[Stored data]
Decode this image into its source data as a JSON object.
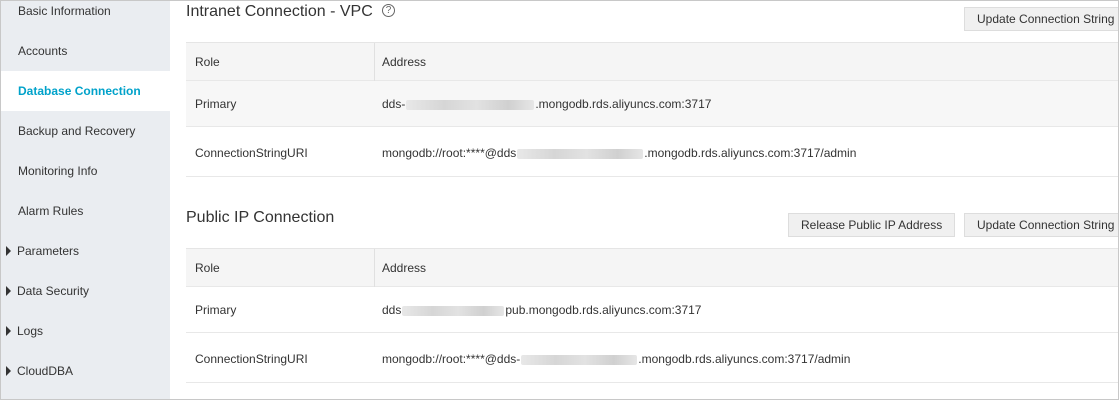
{
  "sidebar": {
    "items": [
      {
        "label": "Basic Information"
      },
      {
        "label": "Accounts"
      },
      {
        "label": "Database Connection"
      },
      {
        "label": "Backup and Recovery"
      },
      {
        "label": "Monitoring Info"
      },
      {
        "label": "Alarm Rules"
      },
      {
        "label": "Parameters"
      },
      {
        "label": "Data Security"
      },
      {
        "label": "Logs"
      },
      {
        "label": "CloudDBA"
      }
    ],
    "active_color": "#00a2ca"
  },
  "vpc": {
    "title": "Intranet Connection - VPC",
    "help_glyph": "?",
    "update_button": "Update Connection String",
    "headers": {
      "role": "Role",
      "address": "Address"
    },
    "rows": [
      {
        "role": "Primary",
        "prefix": "dds-",
        "suffix": ".mongodb.rds.aliyuncs.com:3717"
      },
      {
        "role": "ConnectionStringURI",
        "prefix": "mongodb://root:****@dds",
        "suffix": ".mongodb.rds.aliyuncs.com:3717/admin"
      }
    ]
  },
  "public": {
    "title": "Public IP Connection",
    "release_button": "Release Public IP Address",
    "update_button": "Update Connection String",
    "headers": {
      "role": "Role",
      "address": "Address"
    },
    "rows": [
      {
        "role": "Primary",
        "prefix": "dds",
        "suffix": "pub.mongodb.rds.aliyuncs.com:3717"
      },
      {
        "role": "ConnectionStringURI",
        "prefix": "mongodb://root:****@dds-",
        "suffix": ".mongodb.rds.aliyuncs.com:3717/admin"
      }
    ]
  }
}
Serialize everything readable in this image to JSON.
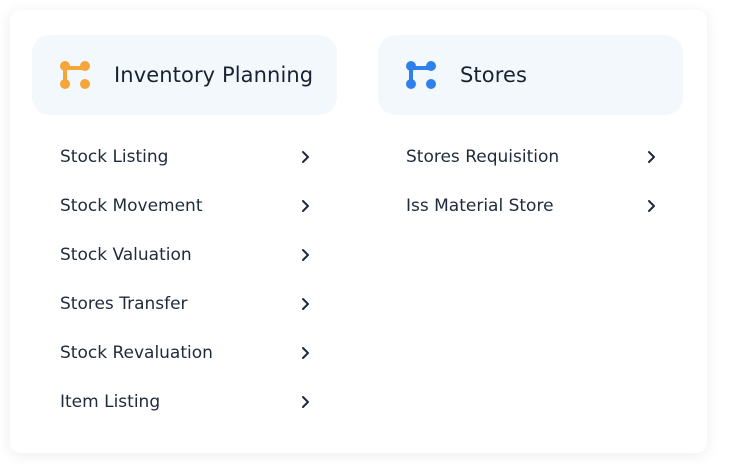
{
  "sections": [
    {
      "title": "Inventory Planning",
      "icon": "flow-nodes-icon",
      "icon_color": "#f5a53a",
      "items": [
        {
          "label": "Stock Listing"
        },
        {
          "label": "Stock Movement"
        },
        {
          "label": "Stock Valuation"
        },
        {
          "label": "Stores Transfer"
        },
        {
          "label": "Stock Revaluation"
        },
        {
          "label": "Item Listing"
        }
      ]
    },
    {
      "title": "Stores",
      "icon": "flow-nodes-icon",
      "icon_color": "#2f80ed",
      "items": [
        {
          "label": "Stores Requisition"
        },
        {
          "label": "Iss Material Store"
        }
      ]
    }
  ],
  "colors": {
    "header_bg": "#f3f8fd",
    "text": "#1f2a3a",
    "chevron": "#1f2a3a"
  }
}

## Aim of the exercise
Find each line in the records holding the string "Listing" and show it.

## Answer to the task
          "label": "Stock Listing"
          "label": "Item Listing"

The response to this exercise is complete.